→ STATED PROBLEM:
Output the material below in its entirety, exactly as given.

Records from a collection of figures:
==*==
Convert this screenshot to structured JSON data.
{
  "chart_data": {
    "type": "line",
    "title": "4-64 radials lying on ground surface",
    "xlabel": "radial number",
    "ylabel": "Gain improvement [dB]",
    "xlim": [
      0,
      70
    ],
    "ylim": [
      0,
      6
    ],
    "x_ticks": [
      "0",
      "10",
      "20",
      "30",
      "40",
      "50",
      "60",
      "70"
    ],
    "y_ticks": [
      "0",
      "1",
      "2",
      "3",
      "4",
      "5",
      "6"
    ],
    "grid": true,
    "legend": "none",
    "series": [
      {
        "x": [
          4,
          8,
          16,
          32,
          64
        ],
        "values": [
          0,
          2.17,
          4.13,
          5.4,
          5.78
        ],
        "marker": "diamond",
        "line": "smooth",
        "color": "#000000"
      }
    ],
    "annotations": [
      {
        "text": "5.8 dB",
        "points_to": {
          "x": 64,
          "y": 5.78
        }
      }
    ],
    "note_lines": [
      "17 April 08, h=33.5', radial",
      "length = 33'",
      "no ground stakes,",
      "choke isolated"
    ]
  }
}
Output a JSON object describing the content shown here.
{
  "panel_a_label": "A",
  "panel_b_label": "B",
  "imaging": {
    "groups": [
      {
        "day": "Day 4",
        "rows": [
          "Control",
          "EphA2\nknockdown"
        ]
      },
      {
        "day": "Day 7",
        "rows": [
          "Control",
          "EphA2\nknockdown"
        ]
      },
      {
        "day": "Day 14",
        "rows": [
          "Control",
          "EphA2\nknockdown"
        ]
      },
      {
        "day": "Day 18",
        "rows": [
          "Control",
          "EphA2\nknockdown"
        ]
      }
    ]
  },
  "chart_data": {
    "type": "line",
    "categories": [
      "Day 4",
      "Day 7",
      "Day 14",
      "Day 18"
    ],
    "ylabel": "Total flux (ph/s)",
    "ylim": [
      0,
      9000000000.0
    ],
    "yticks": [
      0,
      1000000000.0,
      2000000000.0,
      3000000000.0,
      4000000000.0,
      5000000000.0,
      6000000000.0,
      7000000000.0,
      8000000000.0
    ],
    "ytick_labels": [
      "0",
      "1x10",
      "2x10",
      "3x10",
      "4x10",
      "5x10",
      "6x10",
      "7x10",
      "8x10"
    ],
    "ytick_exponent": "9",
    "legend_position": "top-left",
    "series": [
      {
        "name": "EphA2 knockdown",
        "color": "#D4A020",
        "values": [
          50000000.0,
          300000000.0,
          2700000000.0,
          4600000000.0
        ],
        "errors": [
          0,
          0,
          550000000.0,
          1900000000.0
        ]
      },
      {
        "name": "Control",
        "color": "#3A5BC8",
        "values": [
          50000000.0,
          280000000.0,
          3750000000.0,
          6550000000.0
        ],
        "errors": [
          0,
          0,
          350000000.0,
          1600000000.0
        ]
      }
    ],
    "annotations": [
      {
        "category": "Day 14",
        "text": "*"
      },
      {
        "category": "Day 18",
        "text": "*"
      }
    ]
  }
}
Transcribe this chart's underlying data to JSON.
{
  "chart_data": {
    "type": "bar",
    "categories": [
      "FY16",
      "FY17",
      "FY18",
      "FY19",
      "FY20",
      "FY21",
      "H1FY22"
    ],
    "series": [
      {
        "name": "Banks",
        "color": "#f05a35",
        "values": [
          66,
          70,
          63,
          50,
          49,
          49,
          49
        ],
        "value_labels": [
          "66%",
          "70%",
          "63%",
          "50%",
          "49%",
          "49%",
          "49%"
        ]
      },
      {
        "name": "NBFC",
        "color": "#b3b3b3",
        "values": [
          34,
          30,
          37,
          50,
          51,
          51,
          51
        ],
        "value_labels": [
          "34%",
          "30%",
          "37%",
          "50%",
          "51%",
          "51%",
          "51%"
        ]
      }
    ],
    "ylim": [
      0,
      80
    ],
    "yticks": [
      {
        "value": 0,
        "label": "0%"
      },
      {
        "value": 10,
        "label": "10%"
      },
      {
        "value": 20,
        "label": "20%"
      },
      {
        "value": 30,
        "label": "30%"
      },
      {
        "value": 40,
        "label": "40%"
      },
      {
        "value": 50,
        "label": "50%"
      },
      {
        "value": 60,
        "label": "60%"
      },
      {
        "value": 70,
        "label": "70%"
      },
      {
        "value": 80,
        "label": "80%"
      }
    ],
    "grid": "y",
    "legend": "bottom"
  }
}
==*==
→ EXERCISE OUTPUT:
Convert this screenshot to structured JSON data.
{
  "chart_data": {
    "type": "line",
    "title": "4-64 radials lying on ground surface",
    "xlabel": "radial number",
    "ylabel": "Gain improvement [dB]",
    "xlim": [
      0,
      70
    ],
    "ylim": [
      0,
      6
    ],
    "x_ticks": [
      "0",
      "10",
      "20",
      "30",
      "40",
      "50",
      "60",
      "70"
    ],
    "y_ticks": [
      "0",
      "1",
      "2",
      "3",
      "4",
      "5",
      "6"
    ],
    "grid": true,
    "legend": "none",
    "series": [
      {
        "x": [
          4,
          8,
          16,
          32,
          64
        ],
        "values": [
          0,
          2.17,
          4.13,
          5.4,
          5.78
        ],
        "marker": "diamond",
        "line": "smooth",
        "color": "#000000"
      }
    ],
    "annotations": [
      {
        "text": "5.8 dB",
        "points_to": {
          "x": 64,
          "y": 5.78
        }
      }
    ],
    "note_lines": [
      "17 April 08, h=33.5', radial",
      "length = 33'",
      "no ground stakes,",
      "choke isolated"
    ]
  }
}
Output a JSON object describing the content shown here.
{
  "panel_a_label": "A",
  "panel_b_label": "B",
  "imaging": {
    "groups": [
      {
        "day": "Day 4",
        "rows": [
          "Control",
          "EphA2\nknockdown"
        ]
      },
      {
        "day": "Day 7",
        "rows": [
          "Control",
          "EphA2\nknockdown"
        ]
      },
      {
        "day": "Day 14",
        "rows": [
          "Control",
          "EphA2\nknockdown"
        ]
      },
      {
        "day": "Day 18",
        "rows": [
          "Control",
          "EphA2\nknockdown"
        ]
      }
    ]
  },
  "chart_data": {
    "type": "line",
    "categories": [
      "Day 4",
      "Day 7",
      "Day 14",
      "Day 18"
    ],
    "ylabel": "Total flux (ph/s)",
    "ylim": [
      0,
      9000000000.0
    ],
    "yticks": [
      0,
      1000000000.0,
      2000000000.0,
      3000000000.0,
      4000000000.0,
      5000000000.0,
      6000000000.0,
      7000000000.0,
      8000000000.0
    ],
    "ytick_labels": [
      "0",
      "1x10",
      "2x10",
      "3x10",
      "4x10",
      "5x10",
      "6x10",
      "7x10",
      "8x10"
    ],
    "ytick_exponent": "9",
    "legend_position": "top-left",
    "series": [
      {
        "name": "EphA2 knockdown",
        "color": "#D4A020",
        "values": [
          50000000.0,
          300000000.0,
          2700000000.0,
          4600000000.0
        ],
        "errors": [
          0,
          0,
          550000000.0,
          1900000000.0
        ]
      },
      {
        "name": "Control",
        "color": "#3A5BC8",
        "values": [
          50000000.0,
          280000000.0,
          3750000000.0,
          6550000000.0
        ],
        "errors": [
          0,
          0,
          350000000.0,
          1600000000.0
        ]
      }
    ],
    "annotations": [
      {
        "category": "Day 14",
        "text": "*"
      },
      {
        "category": "Day 18",
        "text": "*"
      }
    ]
  }
}
Transcribe this chart's underlying data to JSON.
{
  "chart_data": {
    "type": "bar",
    "categories": [
      "FY16",
      "FY17",
      "FY18",
      "FY19",
      "FY20",
      "FY21",
      "H1FY22"
    ],
    "series": [
      {
        "name": "Banks",
        "color": "#f05a35",
        "values": [
          66,
          70,
          63,
          50,
          49,
          49,
          49
        ],
        "value_labels": [
          "66%",
          "70%",
          "63%",
          "50%",
          "49%",
          "49%",
          "49%"
        ]
      },
      {
        "name": "NBFC",
        "color": "#b3b3b3",
        "values": [
          34,
          30,
          37,
          50,
          51,
          51,
          51
        ],
        "value_labels": [
          "34%",
          "30%",
          "37%",
          "50%",
          "51%",
          "51%",
          "51%"
        ]
      }
    ],
    "ylim": [
      0,
      80
    ],
    "yticks": [
      {
        "value": 0,
        "label": "0%"
      },
      {
        "value": 10,
        "label": "10%"
      },
      {
        "value": 20,
        "label": "20%"
      },
      {
        "value": 30,
        "label": "30%"
      },
      {
        "value": 40,
        "label": "40%"
      },
      {
        "value": 50,
        "label": "50%"
      },
      {
        "value": 60,
        "label": "60%"
      },
      {
        "value": 70,
        "label": "70%"
      },
      {
        "value": 80,
        "label": "80%"
      }
    ],
    "grid": "y",
    "legend": "bottom"
  }
}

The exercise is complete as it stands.